**WORK INSTRUCTIONS**: From the entries that follow, list every line in which the string "обращении" appears.

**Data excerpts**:
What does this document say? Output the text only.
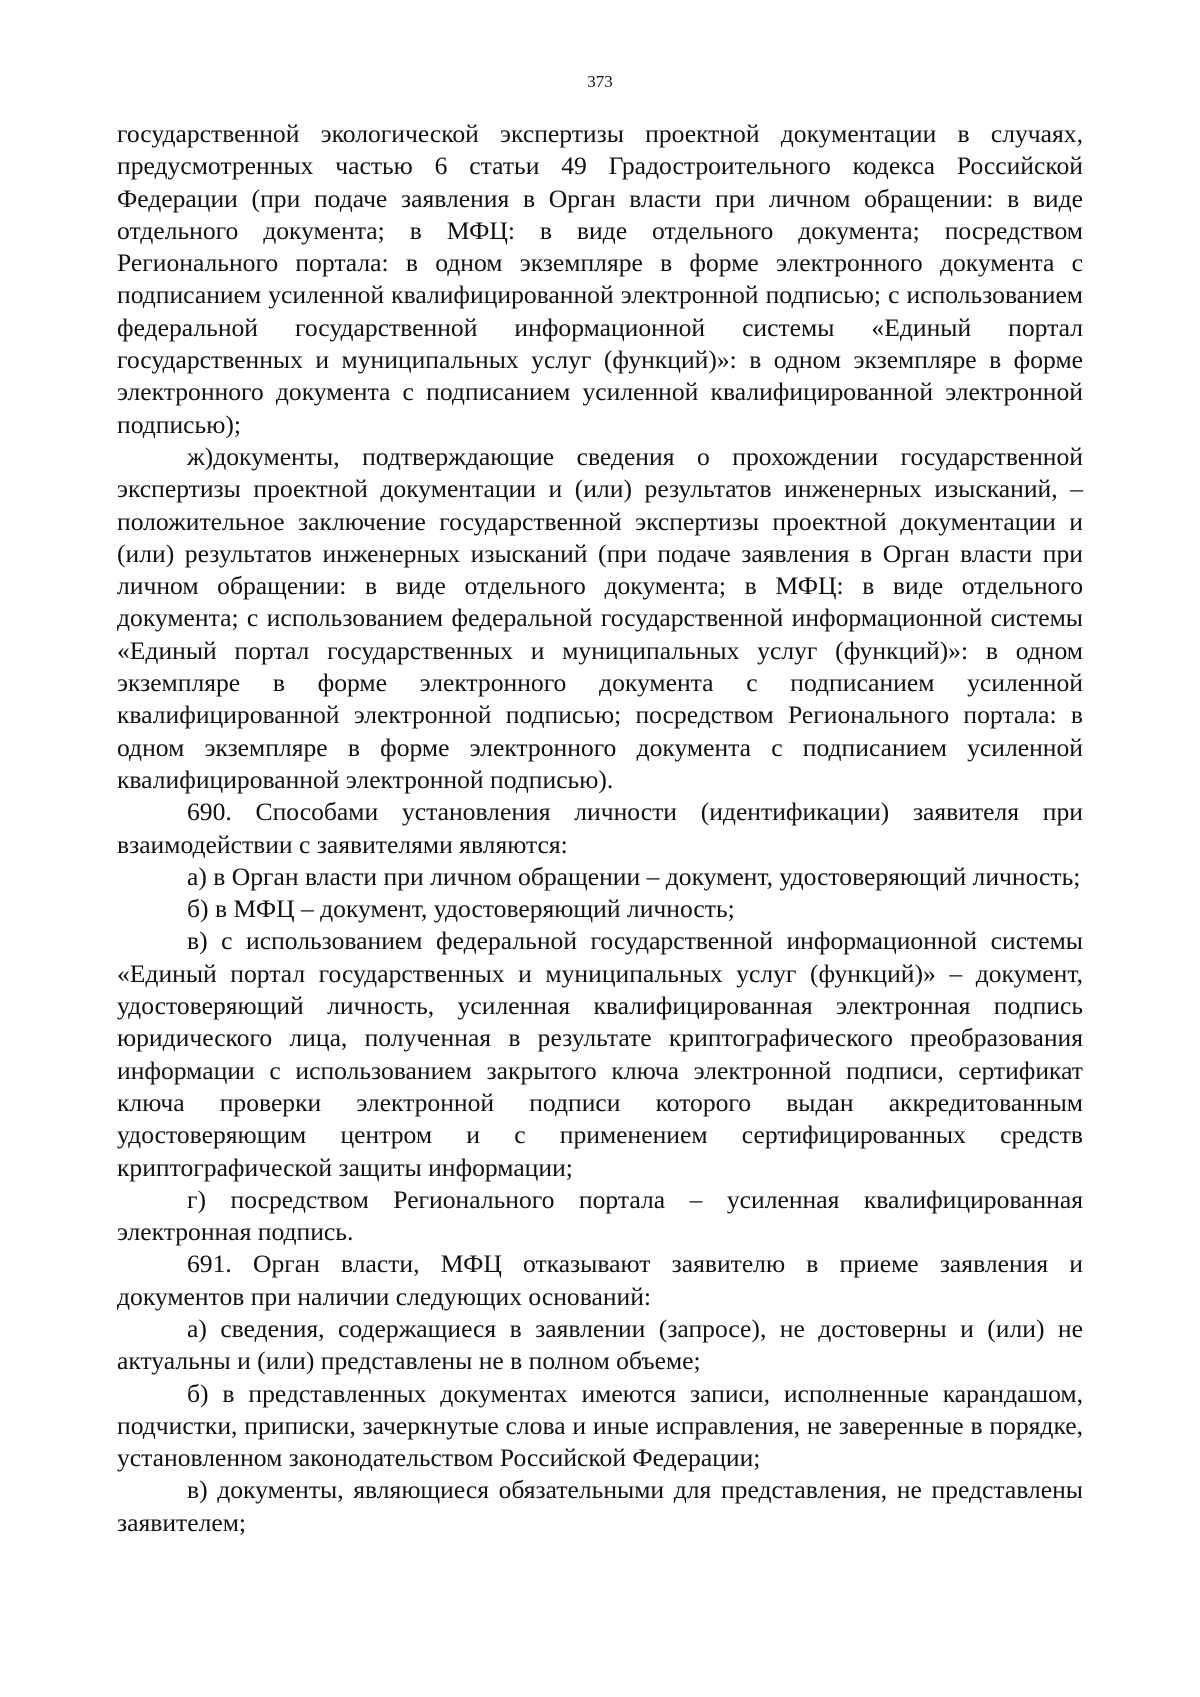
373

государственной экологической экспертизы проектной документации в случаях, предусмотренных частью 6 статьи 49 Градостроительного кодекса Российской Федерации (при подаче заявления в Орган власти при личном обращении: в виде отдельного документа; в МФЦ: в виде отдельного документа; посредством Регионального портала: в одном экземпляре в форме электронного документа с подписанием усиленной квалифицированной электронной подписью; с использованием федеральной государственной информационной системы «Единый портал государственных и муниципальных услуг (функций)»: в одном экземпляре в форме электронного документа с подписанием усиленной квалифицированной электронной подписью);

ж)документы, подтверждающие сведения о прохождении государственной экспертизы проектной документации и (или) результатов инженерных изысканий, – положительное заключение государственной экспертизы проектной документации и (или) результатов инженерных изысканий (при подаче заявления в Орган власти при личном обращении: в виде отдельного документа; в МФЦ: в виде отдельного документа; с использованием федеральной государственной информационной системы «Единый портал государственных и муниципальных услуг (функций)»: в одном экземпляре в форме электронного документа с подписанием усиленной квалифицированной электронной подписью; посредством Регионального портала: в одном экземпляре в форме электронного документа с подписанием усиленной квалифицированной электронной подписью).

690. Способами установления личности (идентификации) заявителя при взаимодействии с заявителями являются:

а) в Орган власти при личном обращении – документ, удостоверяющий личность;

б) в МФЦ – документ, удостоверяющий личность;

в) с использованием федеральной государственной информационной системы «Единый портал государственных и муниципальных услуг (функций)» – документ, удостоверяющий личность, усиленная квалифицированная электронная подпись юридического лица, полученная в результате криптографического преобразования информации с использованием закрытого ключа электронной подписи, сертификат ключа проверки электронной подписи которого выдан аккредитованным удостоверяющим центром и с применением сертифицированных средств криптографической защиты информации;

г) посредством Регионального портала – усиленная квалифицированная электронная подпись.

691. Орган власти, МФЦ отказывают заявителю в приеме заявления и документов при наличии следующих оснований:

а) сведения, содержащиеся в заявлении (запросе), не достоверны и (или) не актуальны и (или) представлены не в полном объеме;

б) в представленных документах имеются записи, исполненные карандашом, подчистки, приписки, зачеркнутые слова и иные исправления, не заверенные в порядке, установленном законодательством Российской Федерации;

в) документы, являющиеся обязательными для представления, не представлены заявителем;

**RESPONSE**:
государственной экологической экспертизы проектной документации в случаях, предусмотренных частью 6 статьи 49 Градостроительного кодекса Российской Федерации (при подаче заявления в Орган власти при личном обращении: в виде отдельного документа; в МФЦ: в виде отдельного документа; посредством Регионального портала: в одном экземпляре в форме электронного документа с подписанием усиленной квалифицированной электронной подписью; с использованием федеральной государственной информационной системы «Единый портал государственных и муниципальных услуг (функций)»: в одном экземпляре в форме электронного документа с подписанием усиленной квалифицированной электронной подписью);
ж)документы, подтверждающие сведения о прохождении государственной экспертизы проектной документации и (или) результатов инженерных изысканий, – положительное заключение государственной экспертизы проектной документации и (или) результатов инженерных изысканий (при подаче заявления в Орган власти при личном обращении: в виде отдельного документа; в МФЦ: в виде отдельного документа; с использованием федеральной государственной информационной системы «Единый портал государственных и муниципальных услуг (функций)»: в одном экземпляре в форме электронного документа с подписанием усиленной квалифицированной электронной подписью; посредством Регионального портала: в одном экземпляре в форме электронного документа с подписанием усиленной квалифицированной электронной подписью).
а) в Орган власти при личном обращении – документ, удостоверяющий личность;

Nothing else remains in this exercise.